▸ TASK DESCRIPTION
Below is a block of records. Copy every line in it that contains the word "señal".

▸ SUPPLIED DATA
============================================================
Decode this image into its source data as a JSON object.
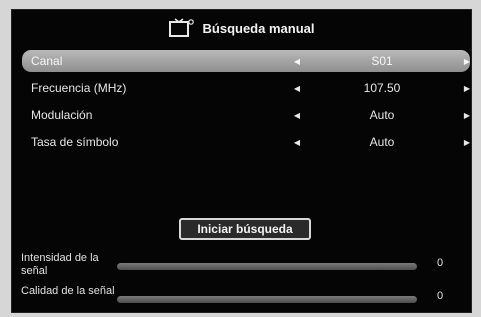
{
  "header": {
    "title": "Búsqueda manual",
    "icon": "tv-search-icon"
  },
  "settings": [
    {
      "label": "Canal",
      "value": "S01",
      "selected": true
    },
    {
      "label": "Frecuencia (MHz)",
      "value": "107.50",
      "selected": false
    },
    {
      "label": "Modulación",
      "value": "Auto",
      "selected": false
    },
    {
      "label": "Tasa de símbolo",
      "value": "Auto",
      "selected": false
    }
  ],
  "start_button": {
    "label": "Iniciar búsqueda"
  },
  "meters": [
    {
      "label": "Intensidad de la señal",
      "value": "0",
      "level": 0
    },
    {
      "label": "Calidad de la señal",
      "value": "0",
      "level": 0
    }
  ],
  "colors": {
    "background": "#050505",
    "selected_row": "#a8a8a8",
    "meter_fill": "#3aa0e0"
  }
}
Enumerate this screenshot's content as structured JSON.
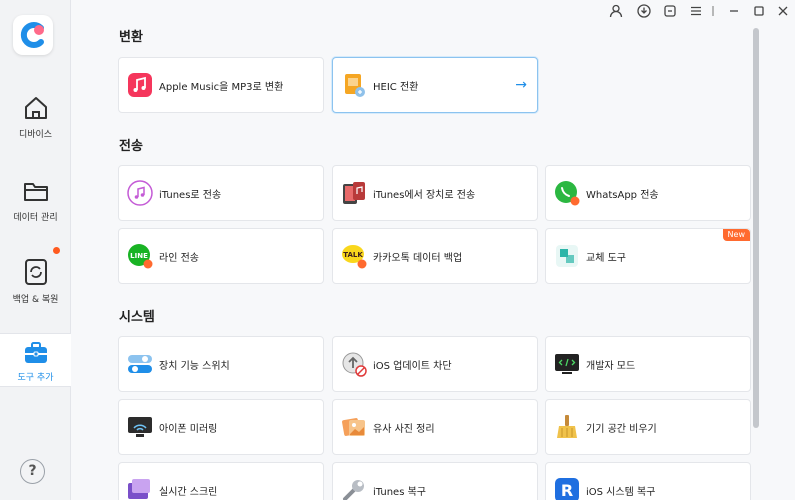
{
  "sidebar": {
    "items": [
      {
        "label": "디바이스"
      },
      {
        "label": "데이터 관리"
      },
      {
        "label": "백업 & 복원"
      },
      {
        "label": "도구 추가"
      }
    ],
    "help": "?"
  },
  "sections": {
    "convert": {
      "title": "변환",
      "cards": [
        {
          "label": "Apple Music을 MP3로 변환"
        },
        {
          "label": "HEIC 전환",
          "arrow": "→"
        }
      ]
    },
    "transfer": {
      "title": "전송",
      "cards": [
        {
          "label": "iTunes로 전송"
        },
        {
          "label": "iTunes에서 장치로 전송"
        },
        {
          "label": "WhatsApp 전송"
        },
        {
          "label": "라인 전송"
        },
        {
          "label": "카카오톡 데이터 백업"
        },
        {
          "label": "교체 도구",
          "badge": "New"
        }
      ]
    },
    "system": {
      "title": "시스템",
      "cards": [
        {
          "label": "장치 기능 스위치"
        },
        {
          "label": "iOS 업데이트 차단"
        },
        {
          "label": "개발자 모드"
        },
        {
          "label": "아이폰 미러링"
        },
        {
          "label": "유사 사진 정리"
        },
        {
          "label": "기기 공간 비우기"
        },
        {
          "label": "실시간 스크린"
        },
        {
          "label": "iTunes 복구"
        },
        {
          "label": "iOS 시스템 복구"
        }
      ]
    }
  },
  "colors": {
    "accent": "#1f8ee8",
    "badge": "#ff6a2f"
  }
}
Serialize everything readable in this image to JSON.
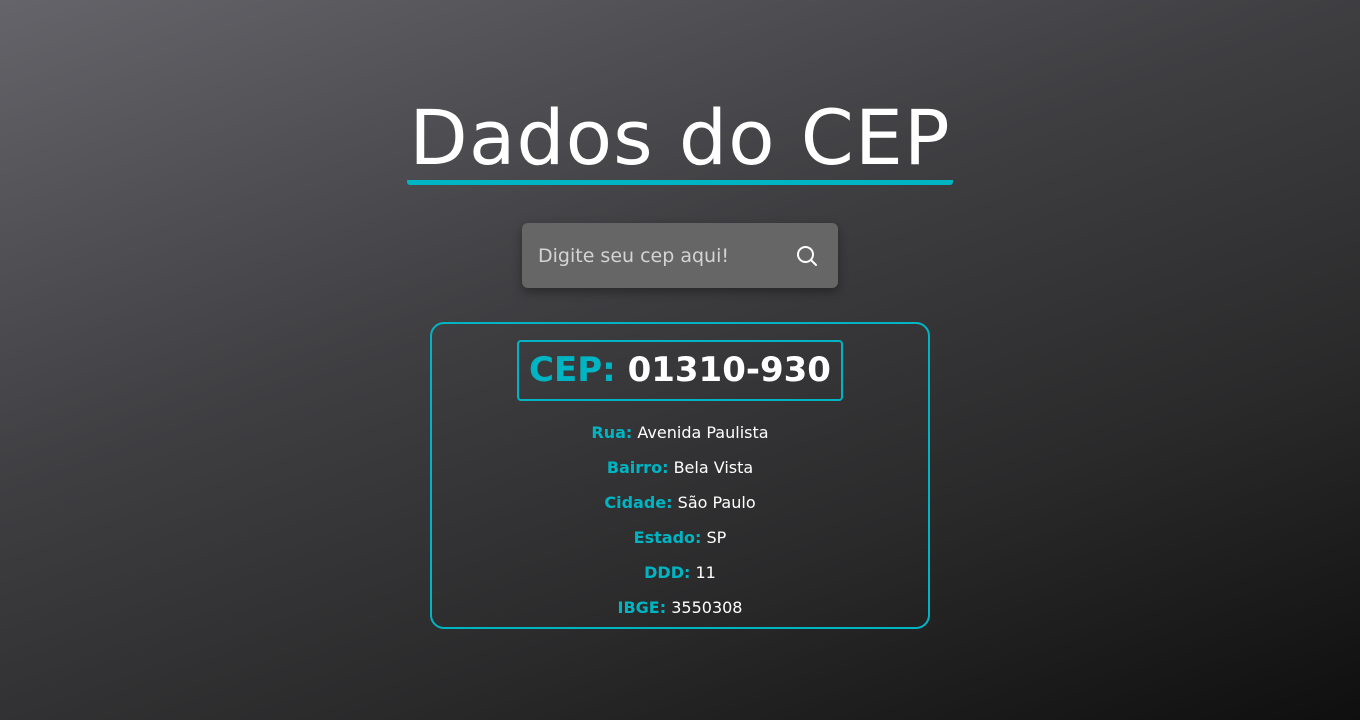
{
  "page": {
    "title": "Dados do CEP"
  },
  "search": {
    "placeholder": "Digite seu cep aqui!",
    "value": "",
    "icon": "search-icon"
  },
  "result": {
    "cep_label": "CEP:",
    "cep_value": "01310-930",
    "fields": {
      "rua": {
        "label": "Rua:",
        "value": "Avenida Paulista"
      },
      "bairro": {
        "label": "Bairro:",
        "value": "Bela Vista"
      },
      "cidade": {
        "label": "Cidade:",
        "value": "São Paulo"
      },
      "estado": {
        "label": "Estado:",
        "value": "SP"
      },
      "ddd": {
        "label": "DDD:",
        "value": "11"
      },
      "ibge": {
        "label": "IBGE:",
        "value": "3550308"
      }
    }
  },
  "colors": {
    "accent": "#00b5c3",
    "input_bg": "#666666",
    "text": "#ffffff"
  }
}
============================================================
▸ SOLUTION BELOW
      "label": "Intensidad de la señal",
      "label": "Calidad de la señal",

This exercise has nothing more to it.